Stored data >>
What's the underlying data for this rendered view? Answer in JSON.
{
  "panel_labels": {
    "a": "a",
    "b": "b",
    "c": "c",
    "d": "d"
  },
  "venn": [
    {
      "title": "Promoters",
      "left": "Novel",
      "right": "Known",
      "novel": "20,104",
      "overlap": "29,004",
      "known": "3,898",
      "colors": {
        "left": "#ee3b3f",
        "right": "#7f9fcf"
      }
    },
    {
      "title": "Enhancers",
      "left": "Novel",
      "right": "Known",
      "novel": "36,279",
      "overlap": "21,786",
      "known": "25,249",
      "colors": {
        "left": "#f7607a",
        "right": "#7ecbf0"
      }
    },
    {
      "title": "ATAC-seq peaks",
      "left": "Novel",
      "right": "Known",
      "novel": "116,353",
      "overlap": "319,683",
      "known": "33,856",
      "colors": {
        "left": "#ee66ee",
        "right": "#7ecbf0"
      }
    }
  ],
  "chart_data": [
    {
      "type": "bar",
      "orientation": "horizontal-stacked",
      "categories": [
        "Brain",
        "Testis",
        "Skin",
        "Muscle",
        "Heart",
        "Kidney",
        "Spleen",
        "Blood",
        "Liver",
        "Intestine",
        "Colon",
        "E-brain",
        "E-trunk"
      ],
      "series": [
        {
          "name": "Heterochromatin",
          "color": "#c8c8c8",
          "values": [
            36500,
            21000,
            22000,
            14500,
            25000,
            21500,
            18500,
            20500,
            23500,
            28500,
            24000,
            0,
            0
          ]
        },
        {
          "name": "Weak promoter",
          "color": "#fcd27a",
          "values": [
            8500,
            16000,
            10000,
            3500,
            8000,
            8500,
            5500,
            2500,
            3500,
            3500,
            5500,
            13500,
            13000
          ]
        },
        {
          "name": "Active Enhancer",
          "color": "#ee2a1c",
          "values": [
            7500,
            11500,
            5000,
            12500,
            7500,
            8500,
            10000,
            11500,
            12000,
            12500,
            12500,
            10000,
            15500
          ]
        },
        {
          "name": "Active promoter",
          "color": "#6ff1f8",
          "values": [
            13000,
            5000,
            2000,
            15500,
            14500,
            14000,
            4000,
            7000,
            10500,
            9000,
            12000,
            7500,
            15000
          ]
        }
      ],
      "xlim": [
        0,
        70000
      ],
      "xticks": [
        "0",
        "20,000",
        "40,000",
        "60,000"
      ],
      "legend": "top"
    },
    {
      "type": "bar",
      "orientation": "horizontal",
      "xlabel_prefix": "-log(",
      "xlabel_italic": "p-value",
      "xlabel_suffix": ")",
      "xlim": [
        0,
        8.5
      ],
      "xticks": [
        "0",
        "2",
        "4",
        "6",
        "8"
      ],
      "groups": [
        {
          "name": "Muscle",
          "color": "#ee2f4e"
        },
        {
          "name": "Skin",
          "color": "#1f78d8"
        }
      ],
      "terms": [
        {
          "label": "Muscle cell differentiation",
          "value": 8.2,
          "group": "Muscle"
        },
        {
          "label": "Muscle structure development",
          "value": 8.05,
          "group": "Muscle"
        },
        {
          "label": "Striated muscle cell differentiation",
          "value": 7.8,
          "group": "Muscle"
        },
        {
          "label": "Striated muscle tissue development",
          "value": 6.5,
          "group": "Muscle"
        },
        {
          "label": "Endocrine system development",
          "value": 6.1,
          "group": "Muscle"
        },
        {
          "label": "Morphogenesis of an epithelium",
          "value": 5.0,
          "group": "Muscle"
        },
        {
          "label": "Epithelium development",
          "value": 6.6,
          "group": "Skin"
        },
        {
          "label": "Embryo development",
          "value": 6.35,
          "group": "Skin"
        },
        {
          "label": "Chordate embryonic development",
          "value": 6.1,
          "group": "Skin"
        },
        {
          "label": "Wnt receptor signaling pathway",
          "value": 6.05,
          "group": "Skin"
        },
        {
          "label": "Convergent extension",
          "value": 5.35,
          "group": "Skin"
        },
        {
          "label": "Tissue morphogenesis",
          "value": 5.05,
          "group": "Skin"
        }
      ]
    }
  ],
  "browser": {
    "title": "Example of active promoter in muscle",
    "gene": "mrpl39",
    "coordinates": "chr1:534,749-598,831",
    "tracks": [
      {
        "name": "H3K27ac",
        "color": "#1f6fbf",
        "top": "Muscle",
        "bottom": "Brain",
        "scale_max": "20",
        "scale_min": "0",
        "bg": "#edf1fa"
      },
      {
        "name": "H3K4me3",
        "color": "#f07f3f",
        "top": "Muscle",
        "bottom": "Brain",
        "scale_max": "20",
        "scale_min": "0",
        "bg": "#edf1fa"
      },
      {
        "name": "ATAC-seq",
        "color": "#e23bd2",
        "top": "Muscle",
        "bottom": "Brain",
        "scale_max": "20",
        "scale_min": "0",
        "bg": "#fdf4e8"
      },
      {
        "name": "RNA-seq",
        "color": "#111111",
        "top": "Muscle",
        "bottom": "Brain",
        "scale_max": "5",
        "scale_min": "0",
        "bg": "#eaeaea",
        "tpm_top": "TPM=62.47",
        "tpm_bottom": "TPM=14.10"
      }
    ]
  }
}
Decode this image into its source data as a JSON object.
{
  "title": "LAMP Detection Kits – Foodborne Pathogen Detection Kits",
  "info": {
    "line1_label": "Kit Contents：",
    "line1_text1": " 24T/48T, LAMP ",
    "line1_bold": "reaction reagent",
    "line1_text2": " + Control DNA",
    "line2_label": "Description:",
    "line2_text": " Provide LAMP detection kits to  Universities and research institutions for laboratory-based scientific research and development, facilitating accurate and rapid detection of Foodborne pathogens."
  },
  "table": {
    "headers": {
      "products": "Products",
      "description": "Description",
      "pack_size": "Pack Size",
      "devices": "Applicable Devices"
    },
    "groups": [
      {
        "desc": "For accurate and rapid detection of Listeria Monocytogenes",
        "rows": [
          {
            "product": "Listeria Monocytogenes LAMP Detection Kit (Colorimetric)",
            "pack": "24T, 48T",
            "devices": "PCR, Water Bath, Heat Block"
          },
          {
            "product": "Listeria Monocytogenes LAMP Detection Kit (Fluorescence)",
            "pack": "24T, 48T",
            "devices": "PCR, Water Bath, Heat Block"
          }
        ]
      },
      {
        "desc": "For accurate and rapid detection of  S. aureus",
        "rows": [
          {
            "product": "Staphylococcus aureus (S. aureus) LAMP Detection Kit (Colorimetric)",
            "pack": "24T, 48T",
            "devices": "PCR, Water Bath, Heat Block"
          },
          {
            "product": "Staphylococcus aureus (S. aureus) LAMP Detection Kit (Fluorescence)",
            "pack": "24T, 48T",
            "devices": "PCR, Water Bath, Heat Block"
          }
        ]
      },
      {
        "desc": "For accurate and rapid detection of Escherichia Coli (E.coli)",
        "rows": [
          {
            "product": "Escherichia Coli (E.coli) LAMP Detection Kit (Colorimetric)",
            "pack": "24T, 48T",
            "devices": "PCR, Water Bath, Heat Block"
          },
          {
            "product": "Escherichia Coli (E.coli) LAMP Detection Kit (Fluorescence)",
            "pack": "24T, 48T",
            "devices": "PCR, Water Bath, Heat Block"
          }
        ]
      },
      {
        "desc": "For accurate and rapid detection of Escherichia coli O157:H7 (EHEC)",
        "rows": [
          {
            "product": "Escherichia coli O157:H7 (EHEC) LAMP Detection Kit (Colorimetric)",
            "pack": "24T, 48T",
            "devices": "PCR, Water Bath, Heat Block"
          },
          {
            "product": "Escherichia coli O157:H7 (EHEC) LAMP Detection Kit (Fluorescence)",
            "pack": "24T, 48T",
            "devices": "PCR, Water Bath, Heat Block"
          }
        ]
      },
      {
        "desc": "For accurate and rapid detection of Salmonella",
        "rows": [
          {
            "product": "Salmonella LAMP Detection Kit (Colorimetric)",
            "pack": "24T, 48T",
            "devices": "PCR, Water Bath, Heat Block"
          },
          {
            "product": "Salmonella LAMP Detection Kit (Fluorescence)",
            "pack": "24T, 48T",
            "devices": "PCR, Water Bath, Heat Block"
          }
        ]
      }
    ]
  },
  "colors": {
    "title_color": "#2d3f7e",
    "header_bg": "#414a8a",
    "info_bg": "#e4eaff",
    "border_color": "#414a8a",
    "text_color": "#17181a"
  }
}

Assignment >> Check the data for lines with "differentiation" and give only their number.

Result >> 2